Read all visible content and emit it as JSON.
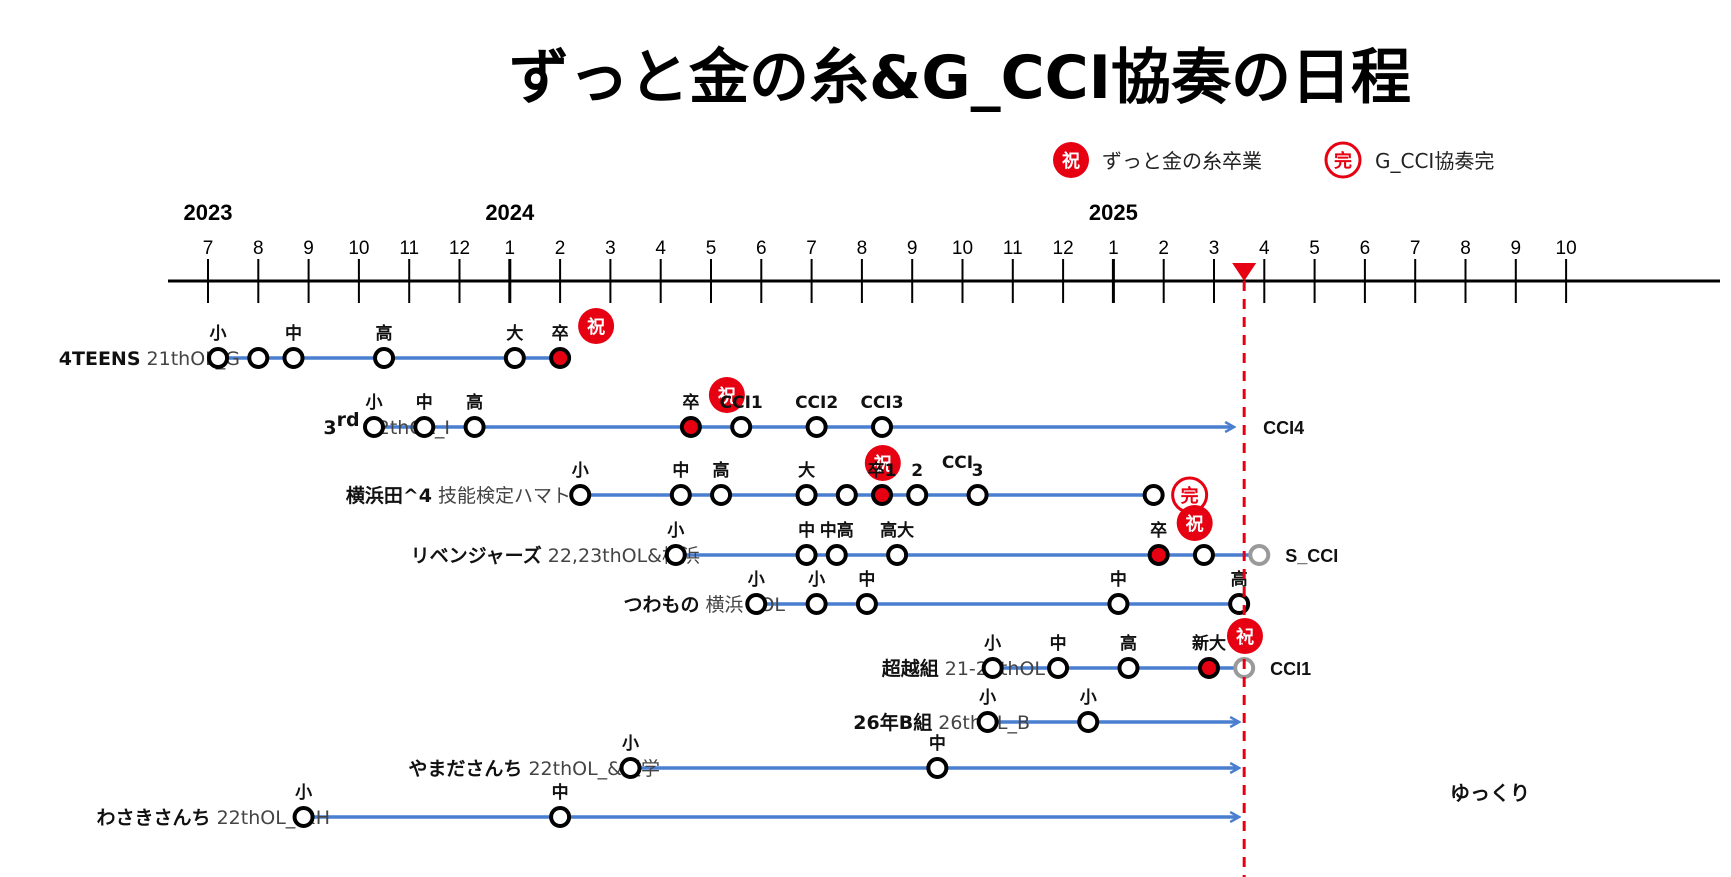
{
  "title": "ずっと金の糸&G_CCI協奏の日程",
  "legend": {
    "grad_badge": "祝",
    "grad_label": "ずっと金の糸卒業",
    "done_badge": "完",
    "done_label": "G_CCI協奏完"
  },
  "timeline": {
    "years": [
      {
        "label": "2023",
        "month": "2023-07"
      },
      {
        "label": "2024",
        "month": "2024-01"
      },
      {
        "label": "2025",
        "month": "2025-01"
      }
    ],
    "months": [
      {
        "date": "2023-07",
        "label": "7"
      },
      {
        "date": "2023-08",
        "label": "8"
      },
      {
        "date": "2023-09",
        "label": "9"
      },
      {
        "date": "2023-10",
        "label": "10"
      },
      {
        "date": "2023-11",
        "label": "11"
      },
      {
        "date": "2023-12",
        "label": "12"
      },
      {
        "date": "2024-01",
        "label": "1"
      },
      {
        "date": "2024-02",
        "label": "2"
      },
      {
        "date": "2024-03",
        "label": "3"
      },
      {
        "date": "2024-04",
        "label": "4"
      },
      {
        "date": "2024-05",
        "label": "5"
      },
      {
        "date": "2024-06",
        "label": "6"
      },
      {
        "date": "2024-07",
        "label": "7"
      },
      {
        "date": "2024-08",
        "label": "8"
      },
      {
        "date": "2024-09",
        "label": "9"
      },
      {
        "date": "2024-10",
        "label": "10"
      },
      {
        "date": "2024-11",
        "label": "11"
      },
      {
        "date": "2024-12",
        "label": "12"
      },
      {
        "date": "2025-01",
        "label": "1"
      },
      {
        "date": "2025-02",
        "label": "2"
      },
      {
        "date": "2025-03",
        "label": "3"
      },
      {
        "date": "2025-04",
        "label": "4"
      },
      {
        "date": "2025-05",
        "label": "5"
      },
      {
        "date": "2025-06",
        "label": "6"
      },
      {
        "date": "2025-07",
        "label": "7"
      },
      {
        "date": "2025-08",
        "label": "8"
      },
      {
        "date": "2025-09",
        "label": "9"
      },
      {
        "date": "2025-10",
        "label": "10"
      }
    ],
    "today": "2025-03.6"
  },
  "colors": {
    "line": "#4a7fd0",
    "red": "#e60012",
    "gray": "#9a9a9a",
    "axis": "#000000"
  },
  "rows": [
    {
      "name": "4TEENS",
      "desc": "21thOL_G",
      "events": [
        {
          "m": 0.2,
          "label": "小",
          "type": "open"
        },
        {
          "m": 1.0,
          "label": "",
          "type": "open"
        },
        {
          "m": 1.7,
          "label": "中",
          "type": "open"
        },
        {
          "m": 3.5,
          "label": "高",
          "type": "open"
        },
        {
          "m": 6.1,
          "label": "大",
          "type": "open"
        },
        {
          "m": 7.0,
          "label": "卒",
          "type": "red",
          "badge": "祝"
        }
      ],
      "arrow": null,
      "end_label": ""
    },
    {
      "name": "3rd",
      "name_sup": "rd",
      "desc": "22thOL_I",
      "events": [
        {
          "m": 3.3,
          "label": "小",
          "type": "open"
        },
        {
          "m": 4.3,
          "label": "中",
          "type": "open"
        },
        {
          "m": 5.3,
          "label": "高",
          "type": "open"
        },
        {
          "m": 9.6,
          "label": "卒",
          "type": "red",
          "badge": "祝"
        },
        {
          "m": 10.6,
          "label": "CCI1",
          "type": "open"
        },
        {
          "m": 12.1,
          "label": "CCI2",
          "type": "open"
        },
        {
          "m": 13.4,
          "label": "CCI3",
          "type": "open"
        }
      ],
      "arrow": 20.5,
      "end_label": "CCI4"
    },
    {
      "name": "横浜田^4",
      "desc": "技能検定ハマトレ",
      "events": [
        {
          "m": 7.4,
          "label": "小",
          "type": "open"
        },
        {
          "m": 9.4,
          "label": "中",
          "type": "open"
        },
        {
          "m": 10.2,
          "label": "高",
          "type": "open"
        },
        {
          "m": 11.9,
          "label": "大",
          "type": "open"
        },
        {
          "m": 12.7,
          "label": "",
          "type": "open",
          "badge": "祝"
        },
        {
          "m": 13.4,
          "label": "卒1",
          "type": "red"
        },
        {
          "m": 14.1,
          "label": "2",
          "type": "open"
        },
        {
          "m": 15.3,
          "label": "3",
          "type": "open"
        },
        {
          "m": 18.8,
          "label": "",
          "type": "open",
          "badge": "完"
        }
      ],
      "arrow": null,
      "end_label": ""
    },
    {
      "name": "リベンジャーズ",
      "desc": "22,23thOL&横浜",
      "events": [
        {
          "m": 9.3,
          "label": "小",
          "type": "open"
        },
        {
          "m": 11.9,
          "label": "中",
          "type": "open"
        },
        {
          "m": 12.5,
          "label": "中高",
          "type": "open"
        },
        {
          "m": 13.7,
          "label": "高大",
          "type": "open"
        },
        {
          "m": 18.9,
          "label": "卒",
          "type": "red",
          "badge": "祝"
        },
        {
          "m": 19.8,
          "label": "",
          "type": "open"
        },
        {
          "m": 20.9,
          "label": "",
          "type": "gray"
        }
      ],
      "arrow": null,
      "end_label": "S_CCI"
    },
    {
      "name": "つわもの",
      "desc": "横浜+OL",
      "events": [
        {
          "m": 10.9,
          "label": "小",
          "type": "open"
        },
        {
          "m": 12.1,
          "label": "小",
          "type": "open"
        },
        {
          "m": 13.1,
          "label": "中",
          "type": "open"
        },
        {
          "m": 18.1,
          "label": "中",
          "type": "open"
        },
        {
          "m": 20.5,
          "label": "高",
          "type": "open"
        }
      ],
      "arrow": null,
      "end_label": ""
    },
    {
      "name": "超越組",
      "desc": "21-26thOL",
      "events": [
        {
          "m": 15.6,
          "label": "小",
          "type": "open"
        },
        {
          "m": 16.9,
          "label": "中",
          "type": "open"
        },
        {
          "m": 18.3,
          "label": "高",
          "type": "open"
        },
        {
          "m": 19.9,
          "label": "新大",
          "type": "red",
          "badge": "祝"
        },
        {
          "m": 20.6,
          "label": "",
          "type": "gray"
        }
      ],
      "arrow": null,
      "end_label": "CCI1"
    },
    {
      "name": "26年B組",
      "desc": "26thOL_B",
      "events": [
        {
          "m": 15.5,
          "label": "小",
          "type": "open"
        },
        {
          "m": 17.5,
          "label": "小",
          "type": "open"
        }
      ],
      "arrow": 20.6,
      "end_label": ""
    },
    {
      "name": "やまださんち",
      "desc": "22thOL_&通学",
      "events": [
        {
          "m": 8.4,
          "label": "小",
          "type": "open"
        },
        {
          "m": 14.5,
          "label": "中",
          "type": "open"
        }
      ],
      "arrow": 20.6,
      "end_label": ""
    },
    {
      "name": "わさきさんち",
      "desc": "22thOL_I&H",
      "events": [
        {
          "m": 1.9,
          "label": "小",
          "type": "open"
        },
        {
          "m": 7.0,
          "label": "中",
          "type": "open"
        }
      ],
      "arrow": 20.6,
      "end_label": ""
    }
  ],
  "footer_note": "ゆっくり"
}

→ Set problem
Leave the pictures out and reproduce each record exactly as written.

→ Full solution
Read all visible content and emit it as JSON.
{
  "title": "ずっと金の糸&G_CCI協奏の日程",
  "legend": {
    "grad_badge": "祝",
    "grad_label": "ずっと金の糸卒業",
    "done_badge": "完",
    "done_label": "G_CCI協奏完"
  },
  "timeline": {
    "years": [
      {
        "label": "2023",
        "month": "2023-07"
      },
      {
        "label": "2024",
        "month": "2024-01"
      },
      {
        "label": "2025",
        "month": "2025-01"
      }
    ],
    "months": [
      {
        "date": "2023-07",
        "label": "7"
      },
      {
        "date": "2023-08",
        "label": "8"
      },
      {
        "date": "2023-09",
        "label": "9"
      },
      {
        "date": "2023-10",
        "label": "10"
      },
      {
        "date": "2023-11",
        "label": "11"
      },
      {
        "date": "2023-12",
        "label": "12"
      },
      {
        "date": "2024-01",
        "label": "1"
      },
      {
        "date": "2024-02",
        "label": "2"
      },
      {
        "date": "2024-03",
        "label": "3"
      },
      {
        "date": "2024-04",
        "label": "4"
      },
      {
        "date": "2024-05",
        "label": "5"
      },
      {
        "date": "2024-06",
        "label": "6"
      },
      {
        "date": "2024-07",
        "label": "7"
      },
      {
        "date": "2024-08",
        "label": "8"
      },
      {
        "date": "2024-09",
        "label": "9"
      },
      {
        "date": "2024-10",
        "label": "10"
      },
      {
        "date": "2024-11",
        "label": "11"
      },
      {
        "date": "2024-12",
        "label": "12"
      },
      {
        "date": "2025-01",
        "label": "1"
      },
      {
        "date": "2025-02",
        "label": "2"
      },
      {
        "date": "2025-03",
        "label": "3"
      },
      {
        "date": "2025-04",
        "label": "4"
      },
      {
        "date": "2025-05",
        "label": "5"
      },
      {
        "date": "2025-06",
        "label": "6"
      },
      {
        "date": "2025-07",
        "label": "7"
      },
      {
        "date": "2025-08",
        "label": "8"
      },
      {
        "date": "2025-09",
        "label": "9"
      },
      {
        "date": "2025-10",
        "label": "10"
      }
    ],
    "today": "2025-03.6"
  },
  "colors": {
    "line": "#4a7fd0",
    "red": "#e60012",
    "gray": "#9a9a9a",
    "axis": "#000000"
  },
  "rows": [
    {
      "name": "4TEENS",
      "desc": "21thOL_G",
      "events": [
        {
          "m": 0.2,
          "label": "小",
          "type": "open"
        },
        {
          "m": 1.0,
          "label": "",
          "type": "open"
        },
        {
          "m": 1.7,
          "label": "中",
          "type": "open"
        },
        {
          "m": 3.5,
          "label": "高",
          "type": "open"
        },
        {
          "m": 6.1,
          "label": "大",
          "type": "open"
        },
        {
          "m": 7.0,
          "label": "卒",
          "type": "red",
          "badge": "祝"
        }
      ],
      "arrow": null,
      "end_label": ""
    },
    {
      "name": "3rd",
      "name_sup": "rd",
      "desc": "22thOL_I",
      "events": [
        {
          "m": 3.3,
          "label": "小",
          "type": "open"
        },
        {
          "m": 4.3,
          "label": "中",
          "type": "open"
        },
        {
          "m": 5.3,
          "label": "高",
          "type": "open"
        },
        {
          "m": 9.6,
          "label": "卒",
          "type": "red",
          "badge": "祝"
        },
        {
          "m": 10.6,
          "label": "CCI1",
          "type": "open"
        },
        {
          "m": 12.1,
          "label": "CCI2",
          "type": "open"
        },
        {
          "m": 13.4,
          "label": "CCI3",
          "type": "open"
        }
      ],
      "arrow": 20.5,
      "end_label": "CCI4"
    },
    {
      "name": "横浜田^4",
      "desc": "技能検定ハマトレ",
      "events": [
        {
          "m": 7.4,
          "label": "小",
          "type": "open"
        },
        {
          "m": 9.4,
          "label": "中",
          "type": "open"
        },
        {
          "m": 10.2,
          "label": "高",
          "type": "open"
        },
        {
          "m": 11.9,
          "label": "大",
          "type": "open"
        },
        {
          "m": 12.7,
          "label": "",
          "type": "open",
          "badge": "祝"
        },
        {
          "m": 13.4,
          "label": "卒1",
          "type": "red"
        },
        {
          "m": 14.1,
          "label": "2",
          "type": "open"
        },
        {
          "m": 15.3,
          "label": "3",
          "type": "open"
        },
        {
          "m": 18.8,
          "label": "",
          "type": "open",
          "badge": "完"
        }
      ],
      "arrow": null,
      "end_label": ""
    },
    {
      "name": "リベンジャーズ",
      "desc": "22,23thOL&横浜",
      "events": [
        {
          "m": 9.3,
          "label": "小",
          "type": "open"
        },
        {
          "m": 11.9,
          "label": "中",
          "type": "open"
        },
        {
          "m": 12.5,
          "label": "中高",
          "type": "open"
        },
        {
          "m": 13.7,
          "label": "高大",
          "type": "open"
        },
        {
          "m": 18.9,
          "label": "卒",
          "type": "red",
          "badge": "祝"
        },
        {
          "m": 19.8,
          "label": "",
          "type": "open"
        },
        {
          "m": 20.9,
          "label": "",
          "type": "gray"
        }
      ],
      "arrow": null,
      "end_label": "S_CCI"
    },
    {
      "name": "つわもの",
      "desc": "横浜+OL",
      "events": [
        {
          "m": 10.9,
          "label": "小",
          "type": "open"
        },
        {
          "m": 12.1,
          "label": "小",
          "type": "open"
        },
        {
          "m": 13.1,
          "label": "中",
          "type": "open"
        },
        {
          "m": 18.1,
          "label": "中",
          "type": "open"
        },
        {
          "m": 20.5,
          "label": "高",
          "type": "open"
        }
      ],
      "arrow": null,
      "end_label": ""
    },
    {
      "name": "超越組",
      "desc": "21-26thOL",
      "events": [
        {
          "m": 15.6,
          "label": "小",
          "type": "open"
        },
        {
          "m": 16.9,
          "label": "中",
          "type": "open"
        },
        {
          "m": 18.3,
          "label": "高",
          "type": "open"
        },
        {
          "m": 19.9,
          "label": "新大",
          "type": "red",
          "badge": "祝"
        },
        {
          "m": 20.6,
          "label": "",
          "type": "gray"
        }
      ],
      "arrow": null,
      "end_label": "CCI1"
    },
    {
      "name": "26年B組",
      "desc": "26thOL_B",
      "events": [
        {
          "m": 15.5,
          "label": "小",
          "type": "open"
        },
        {
          "m": 17.5,
          "label": "小",
          "type": "open"
        }
      ],
      "arrow": 20.6,
      "end_label": ""
    },
    {
      "name": "やまださんち",
      "desc": "22thOL_&通学",
      "events": [
        {
          "m": 8.4,
          "label": "小",
          "type": "open"
        },
        {
          "m": 14.5,
          "label": "中",
          "type": "open"
        }
      ],
      "arrow": 20.6,
      "end_label": ""
    },
    {
      "name": "わさきさんち",
      "desc": "22thOL_I&H",
      "events": [
        {
          "m": 1.9,
          "label": "小",
          "type": "open"
        },
        {
          "m": 7.0,
          "label": "中",
          "type": "open"
        }
      ],
      "arrow": 20.6,
      "end_label": ""
    }
  ],
  "footer_note": "ゆっくり"
}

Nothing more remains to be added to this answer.